▸ **PROBLEM TO SOLVE**: Using the records below, filter out every line that lacks "Rhopalosiphum" and copy the rest.

(INPUT FOR THIS TASK)

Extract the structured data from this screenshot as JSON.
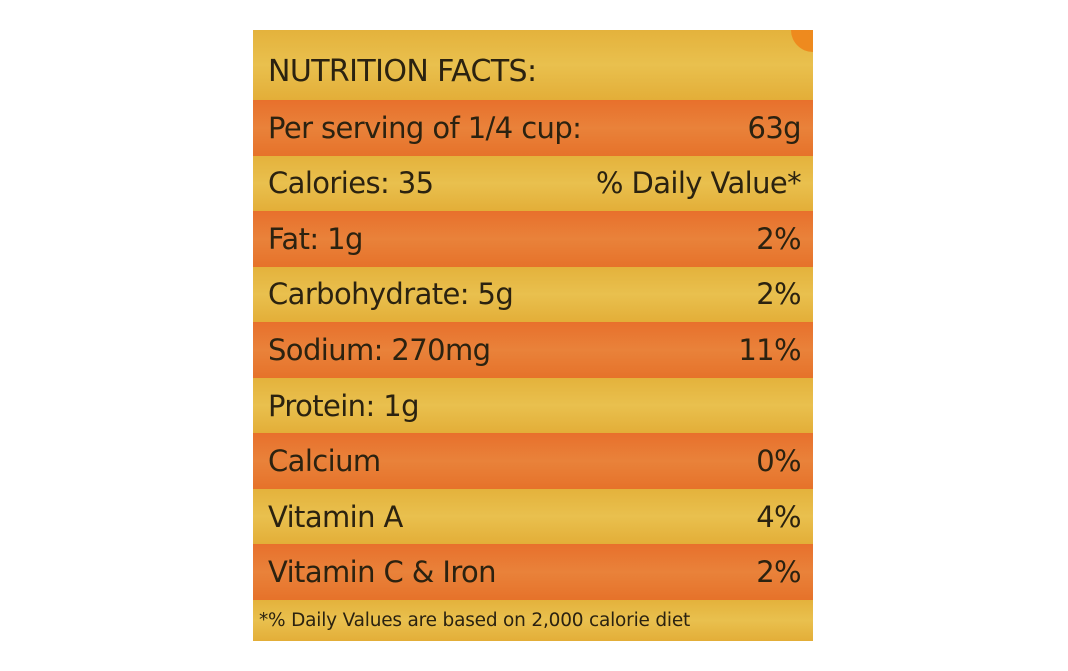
{
  "label": {
    "title": "NUTRITION FACTS:",
    "rows": [
      [
        "Per serving of 1/4 cup:",
        "63g"
      ],
      [
        "Calories: 35",
        "% Daily Value*"
      ],
      [
        "Fat: 1g",
        "2%"
      ],
      [
        "Carbohydrate: 5g",
        "2%"
      ],
      [
        "Sodium: 270mg",
        "11%"
      ],
      [
        "Protein: 1g"
      ],
      [
        "Calcium",
        "0%"
      ],
      [
        "Vitamin A",
        "4%"
      ],
      [
        "Vitamin C & Iron",
        "2%"
      ]
    ],
    "footnote": "*% Daily Values are based on 2,000 calorie diet"
  }
}
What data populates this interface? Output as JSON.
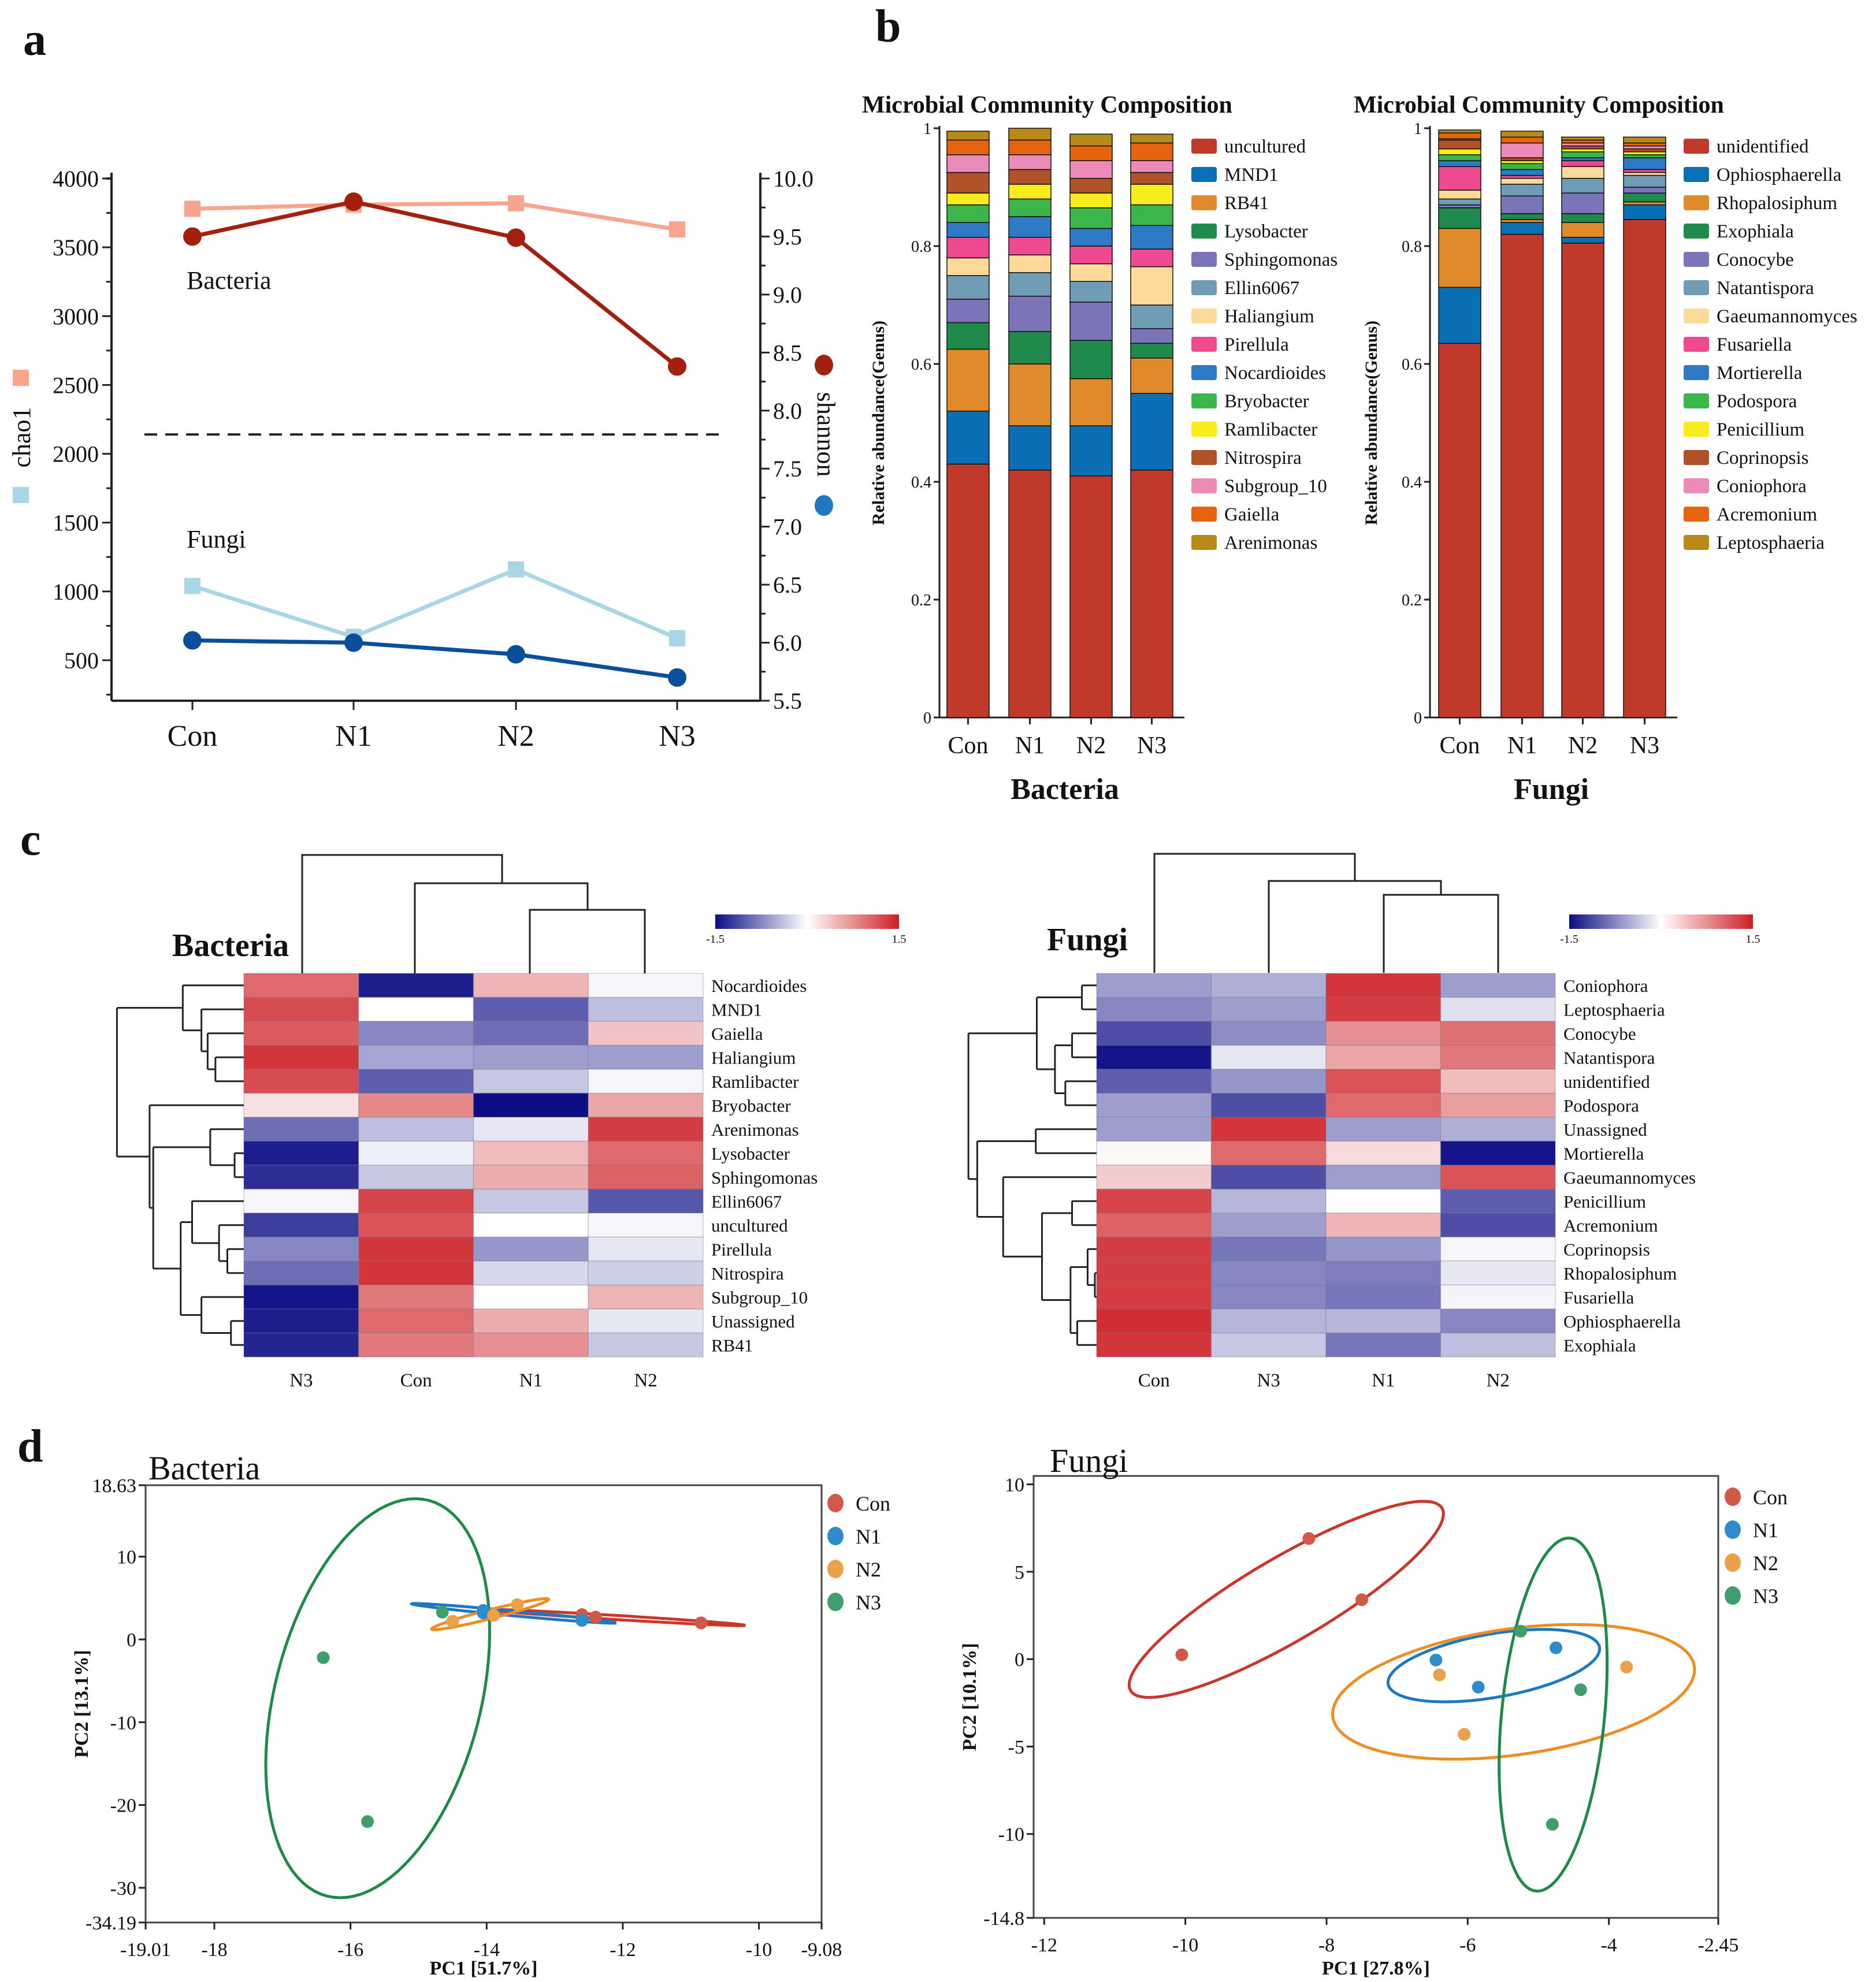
{
  "panel_labels": {
    "a": "a",
    "b": "b",
    "c": "c",
    "d": "d"
  },
  "chart_data": [
    {
      "id": "alpha-diversity",
      "type": "line",
      "categories": [
        "Con",
        "N1",
        "N2",
        "N3"
      ],
      "left_axis": {
        "label": "chao1",
        "ylim": [
          206,
          4000
        ],
        "ticks": [
          "500",
          "1000",
          "1500",
          "2000",
          "2500",
          "3000",
          "3500",
          "4000"
        ]
      },
      "right_axis": {
        "label": "shannon",
        "ylim": [
          5.5,
          10.0
        ],
        "ticks": [
          "5.5",
          "6.0",
          "6.5",
          "7.0",
          "7.5",
          "8.0",
          "8.5",
          "9.0",
          "9.5",
          "10.0"
        ]
      },
      "annotations": {
        "bacteria": "Bacteria",
        "fungi": "Fungi"
      },
      "divider_chao1": 2140,
      "series": [
        {
          "name": "Bacteria chao1",
          "axis": "left",
          "marker": "square",
          "color": "#f9a58e",
          "values": [
            3780,
            3810,
            3820,
            3630
          ]
        },
        {
          "name": "Bacteria shannon",
          "axis": "right",
          "marker": "circle",
          "color": "#a3200f",
          "values": [
            9.5,
            9.8,
            9.49,
            8.38
          ]
        },
        {
          "name": "Fungi chao1",
          "axis": "left",
          "marker": "square",
          "color": "#a9d6e5",
          "values": [
            1040,
            670,
            1160,
            660
          ]
        },
        {
          "name": "Fungi shannon",
          "axis": "right",
          "marker": "circle",
          "color": "#0b4f9c",
          "values": [
            6.02,
            6.0,
            5.9,
            5.7
          ]
        }
      ]
    },
    {
      "id": "composition-bacteria",
      "type": "bar",
      "stacked": true,
      "title": "Microbial Community Composition",
      "ylabel": "Relative abundance(Genus)",
      "xlabel": "Bacteria",
      "ylim": [
        0,
        1
      ],
      "yticks": [
        "0",
        "0.2",
        "0.4",
        "0.6",
        "0.8",
        "1"
      ],
      "categories": [
        "Con",
        "N1",
        "N2",
        "N3"
      ],
      "series": [
        {
          "name": "uncultured",
          "color": "#c0392b",
          "values": [
            0.43,
            0.42,
            0.41,
            0.42
          ]
        },
        {
          "name": "MND1",
          "color": "#0a6fb5",
          "values": [
            0.09,
            0.075,
            0.085,
            0.13
          ]
        },
        {
          "name": "RB41",
          "color": "#e08a2c",
          "values": [
            0.105,
            0.105,
            0.08,
            0.06
          ]
        },
        {
          "name": "Lysobacter",
          "color": "#1f8a4c",
          "values": [
            0.045,
            0.055,
            0.065,
            0.025
          ]
        },
        {
          "name": "Sphingomonas",
          "color": "#7b74b8",
          "values": [
            0.04,
            0.06,
            0.065,
            0.025
          ]
        },
        {
          "name": "Ellin6067",
          "color": "#6f9db5",
          "values": [
            0.04,
            0.04,
            0.035,
            0.04
          ]
        },
        {
          "name": "Haliangium",
          "color": "#fdd99a",
          "values": [
            0.03,
            0.03,
            0.03,
            0.065
          ]
        },
        {
          "name": "Pirellula",
          "color": "#ee4a8f",
          "values": [
            0.035,
            0.03,
            0.03,
            0.03
          ]
        },
        {
          "name": "Nocardioides",
          "color": "#2e7bc4",
          "values": [
            0.025,
            0.035,
            0.03,
            0.04
          ]
        },
        {
          "name": "Bryobacter",
          "color": "#3cb64a",
          "values": [
            0.03,
            0.03,
            0.035,
            0.035
          ]
        },
        {
          "name": "Ramlibacter",
          "color": "#f8ec1d",
          "values": [
            0.02,
            0.025,
            0.025,
            0.035
          ]
        },
        {
          "name": "Nitrospira",
          "color": "#b0522a",
          "values": [
            0.035,
            0.025,
            0.025,
            0.02
          ]
        },
        {
          "name": "Subgroup_10",
          "color": "#ec8bb8",
          "values": [
            0.03,
            0.025,
            0.03,
            0.02
          ]
        },
        {
          "name": "Gaiella",
          "color": "#e6640f",
          "values": [
            0.025,
            0.025,
            0.025,
            0.03
          ]
        },
        {
          "name": "Arenimonas",
          "color": "#b98a1a",
          "values": [
            0.015,
            0.02,
            0.02,
            0.015
          ]
        }
      ]
    },
    {
      "id": "composition-fungi",
      "type": "bar",
      "stacked": true,
      "title": "Microbial Community Composition",
      "ylabel": "Relative abundance(Genus)",
      "xlabel": "Fungi",
      "ylim": [
        0,
        1
      ],
      "yticks": [
        "0",
        "0.2",
        "0.4",
        "0.6",
        "0.8",
        "1"
      ],
      "categories": [
        "Con",
        "N1",
        "N2",
        "N3"
      ],
      "series": [
        {
          "name": "unidentified",
          "color": "#c0392b",
          "values": [
            0.635,
            0.82,
            0.805,
            0.845
          ]
        },
        {
          "name": "Ophiosphaerella",
          "color": "#0a6fb5",
          "values": [
            0.095,
            0.02,
            0.01,
            0.025
          ]
        },
        {
          "name": "Rhopalosiphum",
          "color": "#e08a2c",
          "values": [
            0.1,
            0.005,
            0.025,
            0.005
          ]
        },
        {
          "name": "Exophiala",
          "color": "#1f8a4c",
          "values": [
            0.035,
            0.01,
            0.015,
            0.015
          ]
        },
        {
          "name": "Conocybe",
          "color": "#7b74b8",
          "values": [
            0.005,
            0.03,
            0.035,
            0.01
          ]
        },
        {
          "name": "Natantispora",
          "color": "#6f9db5",
          "values": [
            0.01,
            0.02,
            0.025,
            0.02
          ]
        },
        {
          "name": "Gaeumannomyces",
          "color": "#fdd99a",
          "values": [
            0.015,
            0.01,
            0.02,
            0.005
          ]
        },
        {
          "name": "Fusariella",
          "color": "#ee4a8f",
          "values": [
            0.04,
            0.005,
            0.01,
            0.005
          ]
        },
        {
          "name": "Mortierella",
          "color": "#2e7bc4",
          "values": [
            0.01,
            0.01,
            0.005,
            0.02
          ]
        },
        {
          "name": "Podospora",
          "color": "#3cb64a",
          "values": [
            0.01,
            0.01,
            0.01,
            0.005
          ]
        },
        {
          "name": "Penicillium",
          "color": "#f8ec1d",
          "values": [
            0.01,
            0.005,
            0.005,
            0.005
          ]
        },
        {
          "name": "Coprinopsis",
          "color": "#b0522a",
          "values": [
            0.015,
            0.005,
            0.005,
            0.005
          ]
        },
        {
          "name": "Coniophora",
          "color": "#ec8bb8",
          "values": [
            0.002,
            0.025,
            0.005,
            0.005
          ]
        },
        {
          "name": "Acremonium",
          "color": "#e6640f",
          "values": [
            0.01,
            0.01,
            0.005,
            0.005
          ]
        },
        {
          "name": "Leptosphaeria",
          "color": "#b98a1a",
          "values": [
            0.005,
            0.01,
            0.005,
            0.01
          ]
        }
      ]
    },
    {
      "id": "heatmap-bacteria",
      "type": "heatmap",
      "title": "Bacteria",
      "scale": {
        "min": -1.5,
        "max": 1.5,
        "min_label": "-1.5",
        "max_label": "1.5",
        "low_color": "#0d0d85",
        "mid_color": "#ffffff",
        "high_color": "#cd1f24"
      },
      "columns": [
        "N3",
        "Con",
        "N1",
        "N2"
      ],
      "rows": [
        "Nocardioides",
        "MND1",
        "Gaiella",
        "Haliangium",
        "Ramlibacter",
        "Bryobacter",
        "Arenimonas",
        "Lysobacter",
        "Sphingomonas",
        "Ellin6067",
        "uncultured",
        "Pirellula",
        "Nitrospira",
        "Subgroup_10",
        "Unassigned",
        "RB41"
      ],
      "values": [
        [
          1.0,
          -1.4,
          0.5,
          -0.05
        ],
        [
          1.2,
          0.0,
          -1.0,
          -0.4
        ],
        [
          1.1,
          -0.75,
          -0.9,
          0.4
        ],
        [
          1.35,
          -0.55,
          -0.6,
          -0.6
        ],
        [
          1.2,
          -1.0,
          -0.35,
          -0.05
        ],
        [
          0.2,
          0.8,
          -1.5,
          0.6
        ],
        [
          -0.9,
          -0.4,
          -0.15,
          1.3
        ],
        [
          -1.4,
          -0.1,
          0.45,
          1.0
        ],
        [
          -1.3,
          -0.35,
          0.55,
          1.05
        ],
        [
          -0.05,
          1.25,
          -0.35,
          -1.05
        ],
        [
          -1.2,
          1.15,
          0.0,
          -0.05
        ],
        [
          -0.75,
          1.35,
          -0.65,
          -0.15
        ],
        [
          -0.9,
          1.35,
          -0.25,
          -0.3
        ],
        [
          -1.45,
          0.9,
          0.0,
          0.5
        ],
        [
          -1.4,
          1.0,
          0.55,
          -0.15
        ],
        [
          -1.35,
          0.9,
          0.75,
          -0.35
        ]
      ]
    },
    {
      "id": "heatmap-fungi",
      "type": "heatmap",
      "title": "Fungi",
      "scale": {
        "min": -1.5,
        "max": 1.5,
        "min_label": "-1.5",
        "max_label": "1.5",
        "low_color": "#0d0d85",
        "mid_color": "#ffffff",
        "high_color": "#cd1f24"
      },
      "columns": [
        "Con",
        "N3",
        "N1",
        "N2"
      ],
      "rows": [
        "Coniophora",
        "Leptosphaeria",
        "Conocybe",
        "Natantispora",
        "unidentified",
        "Podospora",
        "Unassigned",
        "Mortierella",
        "Gaeumannomyces",
        "Penicillium",
        "Acremonium",
        "Coprinopsis",
        "Rhopalosiphum",
        "Fusariella",
        "Ophiosphaerella",
        "Exophiala"
      ],
      "values": [
        [
          -0.6,
          -0.5,
          1.35,
          -0.6
        ],
        [
          -0.75,
          -0.6,
          1.3,
          -0.2
        ],
        [
          -1.1,
          -0.7,
          0.75,
          0.95
        ],
        [
          -1.45,
          -0.15,
          0.6,
          0.9
        ],
        [
          -1.0,
          -0.65,
          1.15,
          0.45
        ],
        [
          -0.6,
          -1.1,
          1.0,
          0.65
        ],
        [
          -0.6,
          1.35,
          -0.6,
          -0.5
        ],
        [
          0.05,
          1.0,
          0.25,
          -1.45
        ],
        [
          0.35,
          -1.1,
          -0.6,
          1.15
        ],
        [
          1.25,
          -0.45,
          0.0,
          -1.0
        ],
        [
          1.05,
          -0.6,
          0.5,
          -1.1
        ],
        [
          1.3,
          -0.85,
          -0.65,
          -0.05
        ],
        [
          1.3,
          -0.75,
          -0.8,
          -0.15
        ],
        [
          1.3,
          -0.75,
          -0.85,
          -0.07
        ],
        [
          1.4,
          -0.45,
          -0.45,
          -0.75
        ],
        [
          1.35,
          -0.35,
          -0.85,
          -0.4
        ]
      ]
    },
    {
      "id": "pca-bacteria",
      "type": "scatter",
      "title": "Bacteria",
      "xlabel": "PC1 [51.7%]",
      "ylabel": "PC2 [13.1%]",
      "xlim": [
        -19.01,
        -9.08
      ],
      "ylim": [
        -34.19,
        18.63
      ],
      "xticks": [
        "-19.01",
        "-18",
        "-16",
        "-14",
        "-12",
        "-10",
        "-9.08"
      ],
      "yticks": [
        "18.63",
        "10",
        "0",
        "-10",
        "-20",
        "-30",
        "-34.19"
      ],
      "legend_position": "right",
      "groups": [
        {
          "name": "Con",
          "color": "#d0594a",
          "ellipse_color": "#c9362a",
          "points": [
            [
              -12.6,
              3.0
            ],
            [
              -12.4,
              2.7
            ],
            [
              -10.85,
              2.0
            ]
          ],
          "ellipse": {
            "center": [
              -12.1,
              2.65
            ],
            "axis1": [
              1.9,
              -0.95
            ],
            "axis2": [
              0.0,
              0.25
            ]
          }
        },
        {
          "name": "N1",
          "color": "#2f8ccc",
          "ellipse_color": "#1d78c4",
          "points": [
            [
              -14.05,
              3.5
            ],
            [
              -14.05,
              3.2
            ],
            [
              -12.6,
              2.3
            ]
          ],
          "ellipse": {
            "center": [
              -13.6,
              3.15
            ],
            "axis1": [
              1.5,
              -1.15
            ],
            "axis2": [
              0.0,
              0.3
            ]
          }
        },
        {
          "name": "N2",
          "color": "#eba04a",
          "ellipse_color": "#ee8e22",
          "points": [
            [
              -14.5,
              2.2
            ],
            [
              -13.9,
              2.9
            ],
            [
              -13.55,
              4.2
            ]
          ],
          "ellipse": {
            "center": [
              -13.95,
              3.05
            ],
            "axis1": [
              0.85,
              1.85
            ],
            "axis2": [
              0.12,
              -0.3
            ]
          }
        },
        {
          "name": "N3",
          "color": "#3f9e6c",
          "ellipse_color": "#1f8a48",
          "points": [
            [
              -14.65,
              3.3
            ],
            [
              -16.4,
              -2.2
            ],
            [
              -15.75,
              -22.0
            ]
          ],
          "ellipse": {
            "center": [
              -15.6,
              -7.1
            ],
            "axis1": [
              0.55,
              24.1
            ],
            "axis2": [
              1.55,
              0.0
            ]
          }
        }
      ]
    },
    {
      "id": "pca-fungi",
      "type": "scatter",
      "title": "Fungi",
      "xlabel": "PC1 [27.8%]",
      "ylabel": "PC2 [10.1%]",
      "xlim": [
        -12.15,
        -2.45
      ],
      "ylim": [
        -14.8,
        10.48
      ],
      "xticks": [
        "-12",
        "-10",
        "-8",
        "-6",
        "-4",
        "-2.45"
      ],
      "yticks": [
        "10",
        "5",
        "0",
        "-5",
        "-10",
        "-14.8"
      ],
      "legend_position": "right",
      "groups": [
        {
          "name": "Con",
          "color": "#d0594a",
          "ellipse_color": "#c9362a",
          "points": [
            [
              -10.05,
              0.25
            ],
            [
              -8.25,
              6.9
            ],
            [
              -7.5,
              3.4
            ]
          ],
          "ellipse": {
            "center": [
              -8.57,
              3.42
            ],
            "axis1": [
              2.15,
              5.44
            ],
            "axis2": [
              0.58,
              -1.37
            ]
          }
        },
        {
          "name": "N1",
          "color": "#2f8ccc",
          "ellipse_color": "#1d78c4",
          "points": [
            [
              -6.45,
              -0.05
            ],
            [
              -5.85,
              -1.6
            ],
            [
              -4.75,
              0.65
            ]
          ],
          "ellipse": {
            "center": [
              -5.63,
              -0.37
            ],
            "axis1": [
              1.48,
              1.24
            ],
            "axis2": [
              0.24,
              -1.66
            ]
          }
        },
        {
          "name": "N2",
          "color": "#eba04a",
          "ellipse_color": "#ee8e22",
          "points": [
            [
              -6.4,
              -0.9
            ],
            [
              -6.05,
              -4.3
            ],
            [
              -3.75,
              -0.45
            ]
          ],
          "ellipse": {
            "center": [
              -5.35,
              -1.87
            ],
            "axis1": [
              2.53,
              1.85
            ],
            "axis2": [
              0.42,
              -3.38
            ]
          }
        },
        {
          "name": "N3",
          "color": "#3f9e6c",
          "ellipse_color": "#1f8a48",
          "points": [
            [
              -5.25,
              1.6
            ],
            [
              -4.4,
              -1.75
            ],
            [
              -4.8,
              -9.45
            ]
          ],
          "ellipse": {
            "center": [
              -4.79,
              -3.17
            ],
            "axis1": [
              0.23,
              10.1
            ],
            "axis2": [
              0.73,
              -0.1
            ]
          }
        }
      ]
    }
  ]
}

(End INPUT FOR THIS TASK)

▸ **TASK RESPONSE**:
          "name": "Rhopalosiphum",
        "Rhopalosiphum",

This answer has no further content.